> Available records:
--------
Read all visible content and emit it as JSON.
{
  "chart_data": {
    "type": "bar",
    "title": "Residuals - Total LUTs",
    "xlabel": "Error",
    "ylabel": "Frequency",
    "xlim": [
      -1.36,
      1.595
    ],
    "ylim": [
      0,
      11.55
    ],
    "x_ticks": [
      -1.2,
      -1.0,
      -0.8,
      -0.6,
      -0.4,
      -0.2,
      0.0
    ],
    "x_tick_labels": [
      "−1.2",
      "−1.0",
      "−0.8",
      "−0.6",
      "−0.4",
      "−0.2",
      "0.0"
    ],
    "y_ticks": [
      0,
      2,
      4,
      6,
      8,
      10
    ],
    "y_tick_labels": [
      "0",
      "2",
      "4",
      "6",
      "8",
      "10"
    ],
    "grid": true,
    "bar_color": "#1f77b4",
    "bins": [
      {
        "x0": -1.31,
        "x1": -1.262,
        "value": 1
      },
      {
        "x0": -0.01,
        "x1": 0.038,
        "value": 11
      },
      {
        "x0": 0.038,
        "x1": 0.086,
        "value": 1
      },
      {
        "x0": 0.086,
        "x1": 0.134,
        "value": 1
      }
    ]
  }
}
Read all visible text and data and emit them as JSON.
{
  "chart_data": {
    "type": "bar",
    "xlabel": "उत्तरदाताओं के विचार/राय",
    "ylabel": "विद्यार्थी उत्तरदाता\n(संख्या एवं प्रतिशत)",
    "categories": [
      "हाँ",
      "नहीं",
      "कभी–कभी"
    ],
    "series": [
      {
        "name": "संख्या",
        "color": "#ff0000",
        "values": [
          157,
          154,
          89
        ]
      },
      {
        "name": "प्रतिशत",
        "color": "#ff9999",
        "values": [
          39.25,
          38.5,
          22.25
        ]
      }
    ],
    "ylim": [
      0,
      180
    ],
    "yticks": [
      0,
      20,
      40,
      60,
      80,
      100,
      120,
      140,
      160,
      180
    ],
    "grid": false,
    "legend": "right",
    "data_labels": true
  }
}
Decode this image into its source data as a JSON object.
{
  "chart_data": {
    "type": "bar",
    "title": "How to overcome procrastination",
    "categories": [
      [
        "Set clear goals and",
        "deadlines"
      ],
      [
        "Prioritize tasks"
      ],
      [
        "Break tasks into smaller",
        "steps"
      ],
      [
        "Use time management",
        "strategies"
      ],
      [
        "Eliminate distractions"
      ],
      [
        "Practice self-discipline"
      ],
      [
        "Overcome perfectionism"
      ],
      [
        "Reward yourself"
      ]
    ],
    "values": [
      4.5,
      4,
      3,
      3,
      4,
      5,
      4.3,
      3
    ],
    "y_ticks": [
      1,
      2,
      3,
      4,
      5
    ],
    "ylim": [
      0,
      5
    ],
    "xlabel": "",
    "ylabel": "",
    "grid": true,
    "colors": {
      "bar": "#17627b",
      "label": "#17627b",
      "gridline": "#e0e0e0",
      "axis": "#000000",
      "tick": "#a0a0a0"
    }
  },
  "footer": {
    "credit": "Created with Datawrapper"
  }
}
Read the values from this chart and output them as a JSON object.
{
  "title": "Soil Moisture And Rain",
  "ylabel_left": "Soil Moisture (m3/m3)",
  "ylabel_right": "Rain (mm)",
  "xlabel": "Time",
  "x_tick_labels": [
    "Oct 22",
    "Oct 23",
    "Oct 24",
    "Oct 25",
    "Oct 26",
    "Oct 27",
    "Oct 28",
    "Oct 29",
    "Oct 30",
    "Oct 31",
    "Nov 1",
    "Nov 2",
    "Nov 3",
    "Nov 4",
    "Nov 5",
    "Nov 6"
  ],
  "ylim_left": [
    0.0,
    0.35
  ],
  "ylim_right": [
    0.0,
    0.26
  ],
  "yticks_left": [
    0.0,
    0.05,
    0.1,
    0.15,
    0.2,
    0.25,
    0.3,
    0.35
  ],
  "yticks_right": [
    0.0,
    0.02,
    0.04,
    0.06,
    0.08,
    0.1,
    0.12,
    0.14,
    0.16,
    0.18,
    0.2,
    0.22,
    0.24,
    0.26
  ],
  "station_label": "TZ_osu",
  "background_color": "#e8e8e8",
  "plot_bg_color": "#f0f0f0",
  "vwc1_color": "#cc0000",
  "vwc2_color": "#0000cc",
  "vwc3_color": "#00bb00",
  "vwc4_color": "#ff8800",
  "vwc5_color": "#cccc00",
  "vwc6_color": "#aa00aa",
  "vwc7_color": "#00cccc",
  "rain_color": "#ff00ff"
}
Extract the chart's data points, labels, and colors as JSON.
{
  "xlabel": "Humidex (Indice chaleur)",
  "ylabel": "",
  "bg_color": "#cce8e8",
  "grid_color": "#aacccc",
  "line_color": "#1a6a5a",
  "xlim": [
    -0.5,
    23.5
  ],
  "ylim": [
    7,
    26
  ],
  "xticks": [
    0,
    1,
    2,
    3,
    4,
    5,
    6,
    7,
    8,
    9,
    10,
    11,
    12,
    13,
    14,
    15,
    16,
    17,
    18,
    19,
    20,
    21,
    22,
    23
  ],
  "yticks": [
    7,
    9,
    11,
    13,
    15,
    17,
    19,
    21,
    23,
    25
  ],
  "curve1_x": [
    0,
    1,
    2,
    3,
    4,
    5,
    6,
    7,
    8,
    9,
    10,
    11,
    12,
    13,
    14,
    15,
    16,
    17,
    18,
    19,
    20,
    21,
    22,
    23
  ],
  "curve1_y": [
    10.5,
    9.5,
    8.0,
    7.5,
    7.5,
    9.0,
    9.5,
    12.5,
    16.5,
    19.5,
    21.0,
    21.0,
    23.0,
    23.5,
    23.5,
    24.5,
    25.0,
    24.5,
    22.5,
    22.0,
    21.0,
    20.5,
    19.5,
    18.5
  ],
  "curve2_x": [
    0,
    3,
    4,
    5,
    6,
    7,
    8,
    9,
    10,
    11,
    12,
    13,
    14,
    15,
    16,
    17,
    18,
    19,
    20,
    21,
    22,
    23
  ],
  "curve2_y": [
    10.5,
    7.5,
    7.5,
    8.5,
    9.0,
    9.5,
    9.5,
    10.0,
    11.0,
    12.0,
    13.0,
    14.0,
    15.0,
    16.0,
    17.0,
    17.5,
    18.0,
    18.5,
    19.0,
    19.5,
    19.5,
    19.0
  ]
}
--------
> What to work on: Output the entries exactly.

> Full response:
Read all visible content and emit it as JSON.
{
  "chart_data": {
    "type": "bar",
    "title": "Residuals - Total LUTs",
    "xlabel": "Error",
    "ylabel": "Frequency",
    "xlim": [
      -1.36,
      1.595
    ],
    "ylim": [
      0,
      11.55
    ],
    "x_ticks": [
      -1.2,
      -1.0,
      -0.8,
      -0.6,
      -0.4,
      -0.2,
      0.0
    ],
    "x_tick_labels": [
      "−1.2",
      "−1.0",
      "−0.8",
      "−0.6",
      "−0.4",
      "−0.2",
      "0.0"
    ],
    "y_ticks": [
      0,
      2,
      4,
      6,
      8,
      10
    ],
    "y_tick_labels": [
      "0",
      "2",
      "4",
      "6",
      "8",
      "10"
    ],
    "grid": true,
    "bar_color": "#1f77b4",
    "bins": [
      {
        "x0": -1.31,
        "x1": -1.262,
        "value": 1
      },
      {
        "x0": -0.01,
        "x1": 0.038,
        "value": 11
      },
      {
        "x0": 0.038,
        "x1": 0.086,
        "value": 1
      },
      {
        "x0": 0.086,
        "x1": 0.134,
        "value": 1
      }
    ]
  }
}
Read all visible text and data and emit them as JSON.
{
  "chart_data": {
    "type": "bar",
    "xlabel": "उत्तरदाताओं के विचार/राय",
    "ylabel": "विद्यार्थी उत्तरदाता\n(संख्या एवं प्रतिशत)",
    "categories": [
      "हाँ",
      "नहीं",
      "कभी–कभी"
    ],
    "series": [
      {
        "name": "संख्या",
        "color": "#ff0000",
        "values": [
          157,
          154,
          89
        ]
      },
      {
        "name": "प्रतिशत",
        "color": "#ff9999",
        "values": [
          39.25,
          38.5,
          22.25
        ]
      }
    ],
    "ylim": [
      0,
      180
    ],
    "yticks": [
      0,
      20,
      40,
      60,
      80,
      100,
      120,
      140,
      160,
      180
    ],
    "grid": false,
    "legend": "right",
    "data_labels": true
  }
}
Decode this image into its source data as a JSON object.
{
  "chart_data": {
    "type": "bar",
    "title": "How to overcome procrastination",
    "categories": [
      [
        "Set clear goals and",
        "deadlines"
      ],
      [
        "Prioritize tasks"
      ],
      [
        "Break tasks into smaller",
        "steps"
      ],
      [
        "Use time management",
        "strategies"
      ],
      [
        "Eliminate distractions"
      ],
      [
        "Practice self-discipline"
      ],
      [
        "Overcome perfectionism"
      ],
      [
        "Reward yourself"
      ]
    ],
    "values": [
      4.5,
      4,
      3,
      3,
      4,
      5,
      4.3,
      3
    ],
    "y_ticks": [
      1,
      2,
      3,
      4,
      5
    ],
    "ylim": [
      0,
      5
    ],
    "xlabel": "",
    "ylabel": "",
    "grid": true,
    "colors": {
      "bar": "#17627b",
      "label": "#17627b",
      "gridline": "#e0e0e0",
      "axis": "#000000",
      "tick": "#a0a0a0"
    }
  },
  "footer": {
    "credit": "Created with Datawrapper"
  }
}
Read the values from this chart and output them as a JSON object.
{
  "title": "Soil Moisture And Rain",
  "ylabel_left": "Soil Moisture (m3/m3)",
  "ylabel_right": "Rain (mm)",
  "xlabel": "Time",
  "x_tick_labels": [
    "Oct 22",
    "Oct 23",
    "Oct 24",
    "Oct 25",
    "Oct 26",
    "Oct 27",
    "Oct 28",
    "Oct 29",
    "Oct 30",
    "Oct 31",
    "Nov 1",
    "Nov 2",
    "Nov 3",
    "Nov 4",
    "Nov 5",
    "Nov 6"
  ],
  "ylim_left": [
    0.0,
    0.35
  ],
  "ylim_right": [
    0.0,
    0.26
  ],
  "yticks_left": [
    0.0,
    0.05,
    0.1,
    0.15,
    0.2,
    0.25,
    0.3,
    0.35
  ],
  "yticks_right": [
    0.0,
    0.02,
    0.04,
    0.06,
    0.08,
    0.1,
    0.12,
    0.14,
    0.16,
    0.18,
    0.2,
    0.22,
    0.24,
    0.26
  ],
  "station_label": "TZ_osu",
  "background_color": "#e8e8e8",
  "plot_bg_color": "#f0f0f0",
  "vwc1_color": "#cc0000",
  "vwc2_color": "#0000cc",
  "vwc3_color": "#00bb00",
  "vwc4_color": "#ff8800",
  "vwc5_color": "#cccc00",
  "vwc6_color": "#aa00aa",
  "vwc7_color": "#00cccc",
  "rain_color": "#ff00ff"
}
Extract the chart's data points, labels, and colors as JSON.
{
  "xlabel": "Humidex (Indice chaleur)",
  "ylabel": "",
  "bg_color": "#cce8e8",
  "grid_color": "#aacccc",
  "line_color": "#1a6a5a",
  "xlim": [
    -0.5,
    23.5
  ],
  "ylim": [
    7,
    26
  ],
  "xticks": [
    0,
    1,
    2,
    3,
    4,
    5,
    6,
    7,
    8,
    9,
    10,
    11,
    12,
    13,
    14,
    15,
    16,
    17,
    18,
    19,
    20,
    21,
    22,
    23
  ],
  "yticks": [
    7,
    9,
    11,
    13,
    15,
    17,
    19,
    21,
    23,
    25
  ],
  "curve1_x": [
    0,
    1,
    2,
    3,
    4,
    5,
    6,
    7,
    8,
    9,
    10,
    11,
    12,
    13,
    14,
    15,
    16,
    17,
    18,
    19,
    20,
    21,
    22,
    23
  ],
  "curve1_y": [
    10.5,
    9.5,
    8.0,
    7.5,
    7.5,
    9.0,
    9.5,
    12.5,
    16.5,
    19.5,
    21.0,
    21.0,
    23.0,
    23.5,
    23.5,
    24.5,
    25.0,
    24.5,
    22.5,
    22.0,
    21.0,
    20.5,
    19.5,
    18.5
  ],
  "curve2_x": [
    0,
    3,
    4,
    5,
    6,
    7,
    8,
    9,
    10,
    11,
    12,
    13,
    14,
    15,
    16,
    17,
    18,
    19,
    20,
    21,
    22,
    23
  ],
  "curve2_y": [
    10.5,
    7.5,
    7.5,
    8.5,
    9.0,
    9.5,
    9.5,
    10.0,
    11.0,
    12.0,
    13.0,
    14.0,
    15.0,
    16.0,
    17.0,
    17.5,
    18.0,
    18.5,
    19.0,
    19.5,
    19.5,
    19.0
  ]
}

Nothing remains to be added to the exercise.